## Stated task:
Without the pictures, copy the entries below word for word.

--- Data in this exercise ---

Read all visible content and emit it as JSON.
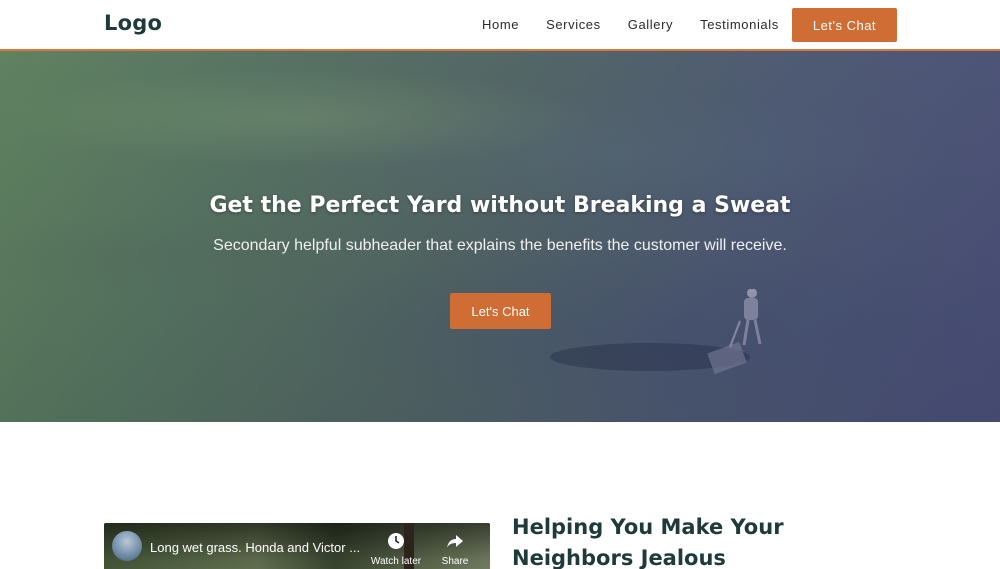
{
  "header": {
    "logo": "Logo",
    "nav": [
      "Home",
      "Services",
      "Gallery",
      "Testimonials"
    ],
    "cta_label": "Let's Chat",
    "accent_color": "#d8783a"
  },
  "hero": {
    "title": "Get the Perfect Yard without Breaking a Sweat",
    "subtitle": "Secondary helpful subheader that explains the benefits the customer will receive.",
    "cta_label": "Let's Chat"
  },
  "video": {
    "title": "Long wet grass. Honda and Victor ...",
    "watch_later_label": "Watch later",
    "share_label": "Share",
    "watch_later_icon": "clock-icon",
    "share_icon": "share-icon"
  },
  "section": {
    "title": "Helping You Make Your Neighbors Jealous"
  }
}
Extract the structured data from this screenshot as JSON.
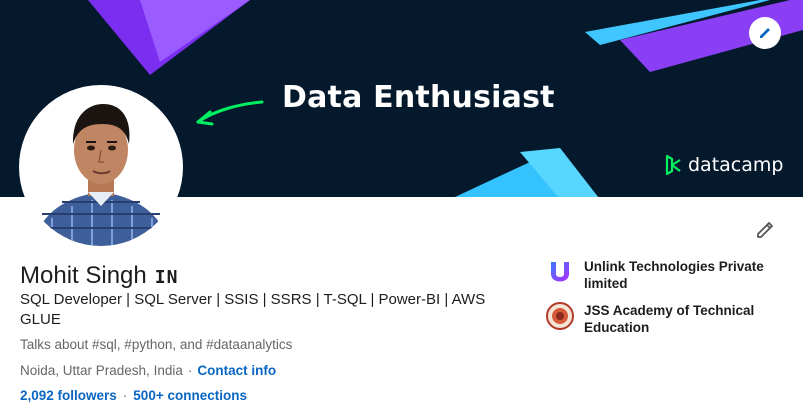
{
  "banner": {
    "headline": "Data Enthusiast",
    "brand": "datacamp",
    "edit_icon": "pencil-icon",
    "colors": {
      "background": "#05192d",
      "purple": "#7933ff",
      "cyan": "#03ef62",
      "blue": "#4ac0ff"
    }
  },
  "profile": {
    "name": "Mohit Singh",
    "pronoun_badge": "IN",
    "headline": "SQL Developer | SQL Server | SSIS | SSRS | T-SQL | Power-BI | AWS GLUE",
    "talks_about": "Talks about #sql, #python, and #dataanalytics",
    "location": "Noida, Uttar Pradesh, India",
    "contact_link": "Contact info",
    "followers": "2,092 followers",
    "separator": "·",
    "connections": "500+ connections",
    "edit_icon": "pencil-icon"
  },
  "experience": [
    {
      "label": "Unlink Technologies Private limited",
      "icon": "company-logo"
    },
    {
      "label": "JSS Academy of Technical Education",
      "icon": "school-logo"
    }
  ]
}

---

## Expected output:
Read all visible content and emit it as JSON.
{
  "header": {
    "logo": "Logo",
    "nav": [
      "Home",
      "Services",
      "Gallery",
      "Testimonials"
    ],
    "cta_label": "Let's Chat",
    "accent_color": "#d8783a"
  },
  "hero": {
    "title": "Get the Perfect Yard without Breaking a Sweat",
    "subtitle": "Secondary helpful subheader that explains the benefits the customer will receive.",
    "cta_label": "Let's Chat"
  },
  "video": {
    "title": "Long wet grass. Honda and Victor ...",
    "watch_later_label": "Watch later",
    "share_label": "Share",
    "watch_later_icon": "clock-icon",
    "share_icon": "share-icon"
  },
  "section": {
    "title": "Helping You Make Your Neighbors Jealous"
  }
}
Extract the structured data from this screenshot as JSON.
{
  "banner": {
    "headline": "Data Enthusiast",
    "brand": "datacamp",
    "edit_icon": "pencil-icon",
    "colors": {
      "background": "#05192d",
      "purple": "#7933ff",
      "cyan": "#03ef62",
      "blue": "#4ac0ff"
    }
  },
  "profile": {
    "name": "Mohit Singh",
    "pronoun_badge": "IN",
    "headline": "SQL Developer | SQL Server | SSIS | SSRS | T-SQL | Power-BI | AWS GLUE",
    "talks_about": "Talks about #sql, #python, and #dataanalytics",
    "location": "Noida, Uttar Pradesh, India",
    "contact_link": "Contact info",
    "followers": "2,092 followers",
    "separator": "·",
    "connections": "500+ connections",
    "edit_icon": "pencil-icon"
  },
  "experience": [
    {
      "label": "Unlink Technologies Private limited",
      "icon": "company-logo"
    },
    {
      "label": "JSS Academy of Technical Education",
      "icon": "school-logo"
    }
  ]
}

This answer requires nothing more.